### WHAT THE TASK ASKS:
Print all entries precisely as they are written.

----- TASK INPUT -----

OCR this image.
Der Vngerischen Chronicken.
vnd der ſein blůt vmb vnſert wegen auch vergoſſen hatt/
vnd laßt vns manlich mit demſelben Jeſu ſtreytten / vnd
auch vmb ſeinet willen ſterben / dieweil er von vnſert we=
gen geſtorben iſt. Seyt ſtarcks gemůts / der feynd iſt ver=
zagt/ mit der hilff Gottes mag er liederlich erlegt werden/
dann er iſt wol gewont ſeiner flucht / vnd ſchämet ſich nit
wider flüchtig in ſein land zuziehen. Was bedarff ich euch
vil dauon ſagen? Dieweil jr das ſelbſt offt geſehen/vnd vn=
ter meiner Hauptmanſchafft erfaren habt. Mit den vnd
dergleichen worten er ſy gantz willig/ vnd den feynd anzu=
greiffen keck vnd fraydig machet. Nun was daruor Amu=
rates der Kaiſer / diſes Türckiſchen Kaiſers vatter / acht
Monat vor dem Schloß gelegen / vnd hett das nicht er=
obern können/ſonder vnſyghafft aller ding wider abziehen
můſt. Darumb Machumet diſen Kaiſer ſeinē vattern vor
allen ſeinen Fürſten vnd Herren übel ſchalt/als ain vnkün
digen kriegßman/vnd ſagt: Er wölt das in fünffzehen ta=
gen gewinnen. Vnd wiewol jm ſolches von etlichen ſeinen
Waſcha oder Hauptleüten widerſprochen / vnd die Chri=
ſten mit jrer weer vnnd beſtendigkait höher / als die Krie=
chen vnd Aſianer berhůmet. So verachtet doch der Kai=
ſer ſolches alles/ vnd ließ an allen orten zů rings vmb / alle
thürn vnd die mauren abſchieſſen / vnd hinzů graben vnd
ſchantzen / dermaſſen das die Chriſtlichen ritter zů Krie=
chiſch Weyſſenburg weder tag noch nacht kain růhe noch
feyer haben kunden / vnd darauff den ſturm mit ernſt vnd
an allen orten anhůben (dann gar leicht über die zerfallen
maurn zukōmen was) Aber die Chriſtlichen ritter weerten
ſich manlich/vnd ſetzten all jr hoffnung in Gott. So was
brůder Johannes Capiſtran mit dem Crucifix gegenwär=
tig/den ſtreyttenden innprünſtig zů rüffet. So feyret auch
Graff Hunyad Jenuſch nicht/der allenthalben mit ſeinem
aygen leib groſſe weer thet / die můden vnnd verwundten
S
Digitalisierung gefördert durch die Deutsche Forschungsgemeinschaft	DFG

-----

### CORRECT RESPONSE:
OCR this image.
Der Vngerischen Chronicken.
vnd der ſein blůt vmb vnſert wegen auch vergoſſen hatt/
vnd laßt vns manlich mit demſelben Jeſu ſtreytten / vnd
auch vmb ſeinet willen ſterben / dieweil er von vnſert we=
gen geſtorben iſt. Seyt ſtarcks gemůts / der feynd iſt ver=
zagt/ mit der hilff Gottes mag er liederlich erlegt werden/
dann er iſt wol gewont ſeiner flucht / vnd ſchämet ſich nit
wider flüchtig in ſein land zuziehen. Was bedarff ich euch
vil dauon ſagen? Dieweil jr das ſelbſt offt geſehen/vnd vn=
ter meiner Hauptmanſchafft erfaren habt. Mit den vnd
dergleichen worten er ſy gantz willig/ vnd den feynd anzu=
greiffen keck vnd fraydig machet. Nun was daruor Amu=
rates der Kaiſer / diſes Türckiſchen Kaiſers vatter / acht
Monat vor dem Schloß gelegen / vnd hett das nicht er=
obern können/ſonder vnſyghafft aller ding wider abziehen
můſt. Darumb Machumet diſen Kaiſer ſeinē vattern vor
allen ſeinen Fürſten vnd Herren übel ſchalt/als ain vnkün
digen kriegßman/vnd ſagt: Er wölt das in fünffzehen ta=
gen gewinnen. Vnd wiewol jm ſolches von etlichen ſeinen
Waſcha oder Hauptleüten widerſprochen / vnd die Chri=
ſten mit jrer weer vnnd beſtendigkait höher / als die Krie=
chen vnd Aſianer berhůmet. So verachtet doch der Kai=
ſer ſolches alles/ vnd ließ an allen orten zů rings vmb / alle
thürn vnd die mauren abſchieſſen / vnd hinzů graben vnd
ſchantzen / dermaſſen das die Chriſtlichen ritter zů Krie=
chiſch Weyſſenburg weder tag noch nacht kain růhe noch
feyer haben kunden / vnd darauff den ſturm mit ernſt vnd
an allen orten anhůben (dann gar leicht über die zerfallen
maurn zukōmen was) Aber die Chriſtlichen ritter weerten
ſich manlich/vnd ſetzten all jr hoffnung in Gott. So was
brůder Johannes Capiſtran mit dem Crucifix gegenwär=
tig/den ſtreyttenden innprünſtig zů rüffet. So feyret auch
Graff Hunyad Jenuſch nicht/der allenthalben mit ſeinem
aygen leib groſſe weer thet / die můden vnnd verwundten
S
Digitalisierung gefördert durch die Deutsche Forschungsgemeinschaft	DFG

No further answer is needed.